Selected excerpt
====================
No More Transplanting or Seeding For Me Inland
I did just transplant 5 native Asclepias for the future pleasure of monarch butterflies and larvae: A. fascicularis, A. physocarpa ‘Family Jewels Tree’, A. speciosa ‘Davis’, A. speciosa ‘Showy Milkweed’, and A. syriaca ‘Virginia Silk”.
My newest trick to remember to keep watering new transplants is marking them with brightly-colored plastic flags. In the past, especially when transplanting more than six 4-inch pots, I’d forgotten where I’d planted many of them, and they didn’t survive the neglect until I again remembered them. So far this year, my flag cues to myself have worked just fine. The real test will be carrying on with watering them through the summer!
I won’t make any othe new additions to the garden of transplants from now until fall since they have to struggle too much to merely survive through their first month establishing their new root system, much less thrive and produce lots -- regardless of how much mid-day shade I provide and water I pour on.
However, those of you closer to the coast with more overcast skies and lower temperatures may still have success in transplanting and seeding. Just keep your eye on them at least every third or fourth day to see if they need your help in shading them or watering while they get re-established in their new home!
Finally Tomato Time!
====================
Dataset
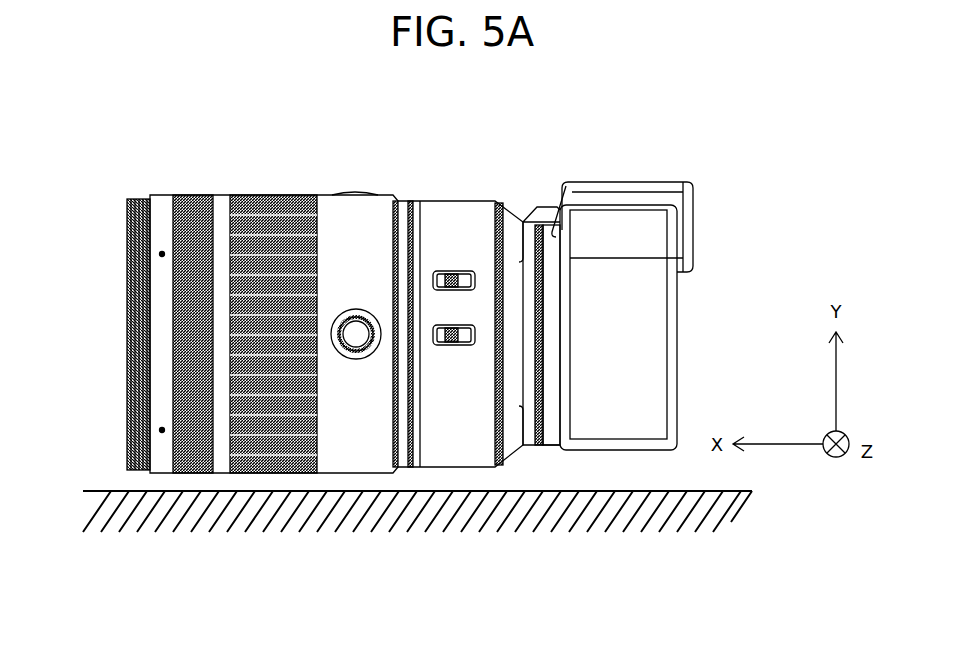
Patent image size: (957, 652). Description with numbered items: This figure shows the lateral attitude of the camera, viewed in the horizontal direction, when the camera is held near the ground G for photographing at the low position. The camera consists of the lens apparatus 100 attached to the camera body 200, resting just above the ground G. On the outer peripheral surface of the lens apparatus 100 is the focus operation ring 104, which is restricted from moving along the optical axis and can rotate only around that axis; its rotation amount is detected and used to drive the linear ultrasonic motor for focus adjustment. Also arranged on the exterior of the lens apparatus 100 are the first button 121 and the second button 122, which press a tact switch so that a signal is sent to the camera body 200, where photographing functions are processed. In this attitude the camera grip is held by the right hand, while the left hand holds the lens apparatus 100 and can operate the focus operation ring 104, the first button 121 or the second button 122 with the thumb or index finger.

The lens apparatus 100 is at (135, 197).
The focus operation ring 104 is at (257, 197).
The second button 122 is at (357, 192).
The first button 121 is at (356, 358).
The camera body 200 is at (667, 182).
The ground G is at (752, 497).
====================
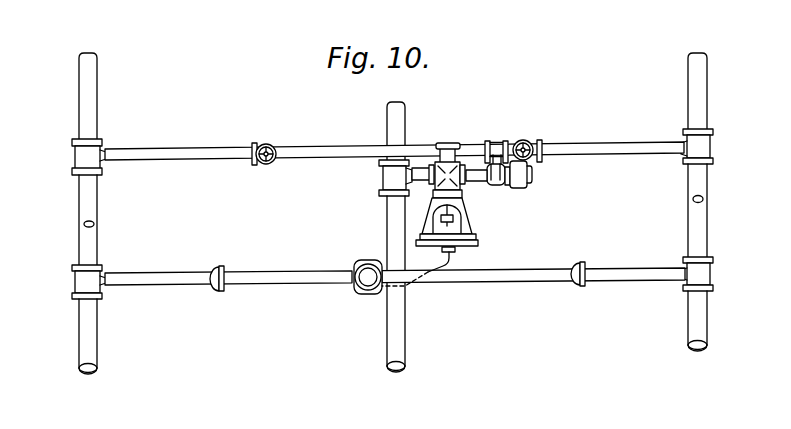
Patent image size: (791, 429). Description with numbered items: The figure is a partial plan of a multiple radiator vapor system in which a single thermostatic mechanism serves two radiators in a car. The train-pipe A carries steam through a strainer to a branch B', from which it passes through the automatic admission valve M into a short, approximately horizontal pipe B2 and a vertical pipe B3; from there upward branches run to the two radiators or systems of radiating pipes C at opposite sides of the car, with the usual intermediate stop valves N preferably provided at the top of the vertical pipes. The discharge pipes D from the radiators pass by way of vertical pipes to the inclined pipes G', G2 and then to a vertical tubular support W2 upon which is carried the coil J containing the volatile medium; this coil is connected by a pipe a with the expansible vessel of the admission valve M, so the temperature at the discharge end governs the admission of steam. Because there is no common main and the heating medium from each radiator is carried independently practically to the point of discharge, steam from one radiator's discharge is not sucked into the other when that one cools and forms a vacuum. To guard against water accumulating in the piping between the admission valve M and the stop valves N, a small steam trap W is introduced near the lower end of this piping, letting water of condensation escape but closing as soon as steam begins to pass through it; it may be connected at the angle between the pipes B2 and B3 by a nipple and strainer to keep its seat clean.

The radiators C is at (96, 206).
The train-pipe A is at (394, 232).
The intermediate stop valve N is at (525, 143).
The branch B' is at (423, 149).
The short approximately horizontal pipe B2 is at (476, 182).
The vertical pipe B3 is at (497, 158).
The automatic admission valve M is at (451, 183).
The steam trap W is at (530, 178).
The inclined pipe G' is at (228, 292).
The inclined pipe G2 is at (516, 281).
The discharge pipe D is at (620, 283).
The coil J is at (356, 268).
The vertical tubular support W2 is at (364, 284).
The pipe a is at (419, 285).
====================
What is asked
Transcribe the transplanting passage word for word between "My newest trick" and "water I pour on.", inclusive. The items are separate material and have no connection to the transplanting passage.

Output for this task
My newest trick to remember to keep watering new transplants is marking them with brightly-colored plastic flags. In the past, especially when transplanting more than six 4-inch pots, I’d forgotten where I’d planted many of them, and they didn’t survive the neglect until I again remembered them. So far this year, my flag cues to myself have worked just fine. The real test will be carrying on with watering them through the summer!
I won’t make any othe new additions to the garden of transplants from now until fall since they have to struggle too much to merely survive through their first month establishing their new root system, much less thrive and produce lots -- regardless of how much mid-day shade I provide and water I pour on.